====== EXCERPTED TEXT ======

One of the biggest mistakes salespeople make is overselling their products. Instead, find a need and fill it.
My granddaughter Emily called me the other day. She and her mom are coming up from Memphis to visit for a week. She wanted to make sure I had some things to eat that she would like, and said if I was going to the grocery store, I should pick up some Apple Juice, Pop Tarts, and Cocoa Pebbles. She informed me that if she thought of anything else, she would e-mail the list. My granddaughter is seven. I told her that if she e-mailed me, I would e-mail her back to let her know I got the updated list of groceries.
Emily said, "if you e-mail me back, don’t make it really long, otherwise call me." I thought about that for awhile. Here is a seven-year-old child asking for simplified communication. Is there something here?
Billboards are rarely effective if they are more than seven words. TV commercials with too much information are not advisable, and rapid-fire fast-talking too-much-hype radio spots don’t make it either.
Mark Twain once told the story about listening to a preacher in church. The preacher was highly motivating, a great storyteller, and very inspirational.
He was so good at preaching that Mark Twain thought about putting $10 in the collection basket when it came around. The preacher kept going on and on, and Twain thought maybe $5 would be enough. The preacher rambled and Twain thought $2 would be ample. When the collection basket was passed, and half the congregation was nodding off, he thought about TAKING a dollar. Simple speaking can have great rewards. When it becomes long, complicated, and overdone, it can have the opposite effect.
We live in an age of over-communication. Be competitive and get right to the point. And do it in words that everyone can understand. Talk in terms a 12-year-old can understand. Use one and two syllable words. Being clever at the same time isn’t bad, either. Ever notice that when you thumb through a magazine quickly, and there’s a cartoon on a certain page, you always go back and read it? You know it’s quick, easy-to-read, and might make you smile. You might skip the lengthy stories and articles, but you always glance at the cartoons.
Most people try to avoid the panhandlers at major metro train stations. I was in Manhattan’s Penn Station recently; a lot of people looking for handouts had signs. Some you couldn’t help but notice, like the one that read "Residentially Challenged." The best one I saw said "My wife’s been kidnapped, and I am a dollar short of the ransom." These people got attention. And they got money too.

====== DATA EXCERPTS ======

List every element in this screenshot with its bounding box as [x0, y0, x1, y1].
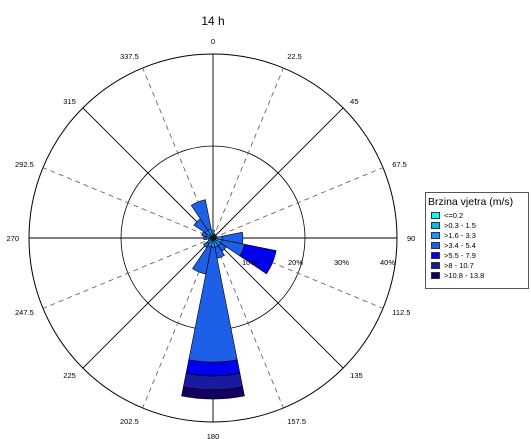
petal-22.5-bin-2 [212, 233, 216, 238]
legend-items: <=0.2 >0.3 - 1.5 >1.6 - 3.3 >3.4 - 5.4 >5.5 … [426, 210, 528, 280]
direction-label-225: 225 [63, 371, 76, 380]
legend-label: >3.4 - 5.4 [444, 240, 476, 250]
direction-label-315: 315 [63, 97, 76, 106]
spoke-157.5 [212, 237, 284, 409]
direction-labels: 0 22.5 45 67.5 90 112.5 135 157.5 180 202.5 225 247… [6, 37, 415, 439]
radial-label-30: 30% [334, 258, 349, 267]
radial-labels: 10% 20% 30% 40% [242, 258, 395, 267]
direction-label-180: 180 [207, 432, 220, 439]
legend-swatch [431, 261, 440, 269]
legend-swatch [431, 251, 440, 259]
direction-label-22.5: 22.5 [287, 52, 302, 61]
radial-label-10: 10% [242, 258, 257, 267]
spoke-315 [82, 107, 214, 239]
direction-label-247.5: 247.5 [15, 308, 34, 317]
direction-label-202.5: 202.5 [120, 417, 139, 426]
radial-label-40: 40% [380, 258, 395, 267]
direction-label-112.5: 112.5 [392, 308, 410, 317]
petal-337.5-bin-3 [190, 199, 212, 231]
spoke-225 [82, 237, 214, 369]
legend-item-1: >0.3 - 1.5 [431, 220, 528, 230]
legend-title: Brzina vjetra (m/s) [428, 196, 514, 208]
direction-label-337.5: 337.5 [120, 52, 139, 61]
direction-label-135: 135 [350, 371, 363, 380]
legend-swatch [431, 221, 440, 229]
direction-label-90: 90 [407, 234, 415, 243]
legend-item-0: <=0.2 [431, 210, 528, 220]
petal-180-bin-6 [181, 386, 245, 400]
wind-petals [181, 199, 277, 400]
legend-label: >0.3 - 1.5 [444, 220, 476, 230]
legend-label: >10.8 - 13.8 [444, 270, 485, 280]
direction-label-45: 45 [350, 97, 358, 106]
petal-180-bin-5 [183, 372, 243, 391]
direction-label-0: 0 [211, 37, 215, 46]
spoke-292.5 [42, 167, 214, 239]
legend-label: >8 - 10.7 [444, 260, 474, 270]
direction-label-157.5: 157.5 [287, 417, 306, 426]
legend-label: >5.5 - 7.9 [444, 250, 476, 260]
legend-item-5: >8 - 10.7 [431, 260, 528, 270]
spoke-135 [212, 237, 344, 369]
direction-label-67.5: 67.5 [392, 160, 407, 169]
spoke-45 [212, 107, 344, 239]
spoke-247.5 [42, 237, 214, 309]
spoke-22.5 [212, 67, 284, 239]
legend-swatch [431, 211, 440, 219]
petal-202.5-bin-3 [192, 245, 212, 275]
spoke-67.5 [212, 167, 384, 239]
chart-title: 14 h [201, 14, 224, 28]
radial-label-20: 20% [288, 258, 303, 267]
legend-swatch [431, 231, 440, 239]
direction-label-270: 270 [6, 234, 19, 243]
petal-225-bin-3 [203, 241, 210, 248]
legend-item-4: >5.5 - 7.9 [431, 250, 528, 260]
direction-label-292.5: 292.5 [15, 160, 34, 169]
legend: Brzina vjetra (m/s) <=0.2 >0.3 - 1.5 >1.6 … [425, 192, 529, 289]
petal-112.5-bin-4 [239, 243, 277, 275]
legend-item-2: >1.6 - 3.3 [431, 230, 528, 240]
petal-180-bin-4 [185, 359, 241, 377]
legend-label: <=0.2 [444, 210, 464, 220]
legend-label: >1.6 - 3.3 [444, 230, 476, 240]
legend-item-6: >10.8 - 13.8 [431, 270, 528, 280]
legend-item-3: >3.4 - 5.4 [431, 240, 528, 250]
legend-swatch [431, 271, 440, 279]
legend-swatch [431, 241, 440, 249]
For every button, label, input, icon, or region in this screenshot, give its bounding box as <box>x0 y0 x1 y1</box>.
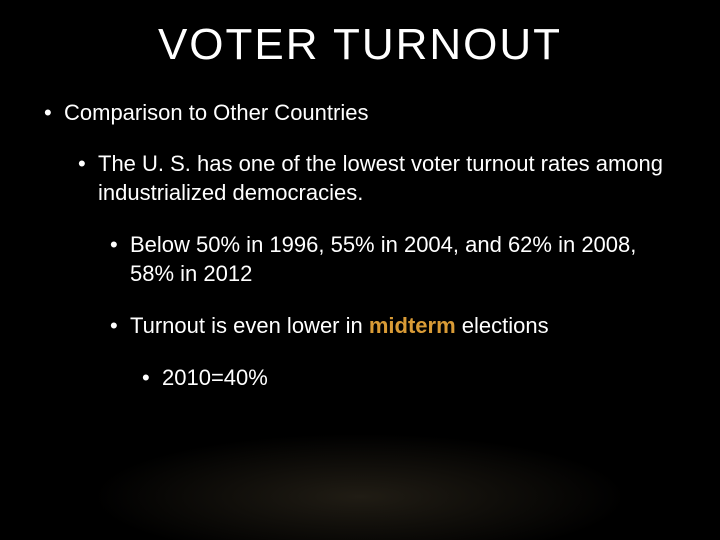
bullet-level2: The U. S. has one of the lowest voter tu… <box>74 150 680 207</box>
bullet-text-post: elections <box>456 313 549 338</box>
slide-title: VOTER TURNOUT <box>40 20 680 70</box>
bullet-level3-highlight: Turnout is even lower in midterm electio… <box>106 312 680 341</box>
bullet-text: 2010=40% <box>162 365 268 390</box>
slide: VOTER TURNOUT Comparison to Other Countr… <box>0 0 720 540</box>
bullet-level3: Below 50% in 1996, 55% in 2004, and 62% … <box>106 231 680 288</box>
bullet-list: Comparison to Other Countries The U. S. … <box>40 100 680 391</box>
bullet-level1: Comparison to Other Countries <box>40 100 680 126</box>
bullet-text: Below 50% in 1996, 55% in 2004, and 62% … <box>130 232 636 286</box>
bullet-text-pre: Turnout is even lower in <box>130 313 369 338</box>
bullet-level4: 2010=40% <box>138 365 680 391</box>
highlight-word: midterm <box>369 313 456 338</box>
bullet-text: Comparison to Other Countries <box>64 100 368 125</box>
bullet-text: The U. S. has one of the lowest voter tu… <box>98 151 663 205</box>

======

## REQUIREMENTS
1. Reproduce the passage of the essay from "One of the biggest" to "list of groceries.".
2. Summarize the essay in two sentences.
The entries are separate material from the essay.

## OUTPUTS
1.
One of the biggest mistakes salespeople make is overselling their products. Instead, find a need and fill it.
My granddaughter Emily called me the other day. She and her mom are coming up from Memphis to visit for a week. She wanted to make sure I had some things to eat that she would like, and said if I was going to the grocery store, I should pick up some Apple Juice, Pop Tarts, and Cocoa Pebbles. She informed me that if she thought of anything else, she would e-mail the list. My granddaughter is seven. I told her that if she e-mailed me, I would e-mail her back to let her know I got the updated list of groceries.

2. The essay warns salespeople against overselling and urges them to get right to the point in simple words that everyone can understand, since long, complicated communication can backfire. It illustrates this with a seven-year-old asking for short e-mails, Mark Twain lowering the amount he planned to give as a preacher rambled on, and panhandlers whose clever signs got both attention and money.